> **SUPPLIED DATA**:
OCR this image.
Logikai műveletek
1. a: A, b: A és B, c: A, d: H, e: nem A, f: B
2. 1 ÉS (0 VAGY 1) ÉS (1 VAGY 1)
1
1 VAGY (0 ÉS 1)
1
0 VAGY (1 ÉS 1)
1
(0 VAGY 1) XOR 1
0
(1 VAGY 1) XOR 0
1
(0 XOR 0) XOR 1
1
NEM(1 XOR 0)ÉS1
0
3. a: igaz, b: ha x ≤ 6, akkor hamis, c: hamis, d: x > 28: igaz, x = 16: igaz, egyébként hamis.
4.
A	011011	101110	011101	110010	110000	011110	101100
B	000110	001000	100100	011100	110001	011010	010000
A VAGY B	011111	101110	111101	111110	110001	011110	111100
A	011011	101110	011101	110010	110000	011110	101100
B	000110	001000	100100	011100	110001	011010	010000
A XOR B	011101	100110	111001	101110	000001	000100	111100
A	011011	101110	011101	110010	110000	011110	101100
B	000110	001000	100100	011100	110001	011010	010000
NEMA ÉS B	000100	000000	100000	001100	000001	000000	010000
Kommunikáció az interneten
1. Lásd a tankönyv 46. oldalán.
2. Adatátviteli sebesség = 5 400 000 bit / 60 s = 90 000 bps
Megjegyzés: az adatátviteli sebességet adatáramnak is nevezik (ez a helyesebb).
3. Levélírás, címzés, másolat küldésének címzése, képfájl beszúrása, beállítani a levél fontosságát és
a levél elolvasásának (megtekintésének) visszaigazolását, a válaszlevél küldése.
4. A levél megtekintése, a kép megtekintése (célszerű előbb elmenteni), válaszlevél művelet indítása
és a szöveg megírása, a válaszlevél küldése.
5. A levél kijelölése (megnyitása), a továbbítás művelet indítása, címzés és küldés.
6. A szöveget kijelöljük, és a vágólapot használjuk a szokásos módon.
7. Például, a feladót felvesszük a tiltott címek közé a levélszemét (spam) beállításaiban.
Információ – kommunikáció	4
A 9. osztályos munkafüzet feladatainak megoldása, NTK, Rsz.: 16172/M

> **PROBLEM REQUIREMENTS**:
Scan the records above for the string "VAGY", then select every line that holds it.

> **CORRECT RESPONSE**:
2. 1 ÉS (0 VAGY 1) ÉS (1 VAGY 1)
1 VAGY (0 ÉS 1)
0 VAGY (1 ÉS 1)
(0 VAGY 1) XOR 1
(1 VAGY 1) XOR 0
A VAGY B	011111	101110	111101	111110	110001	011110	111100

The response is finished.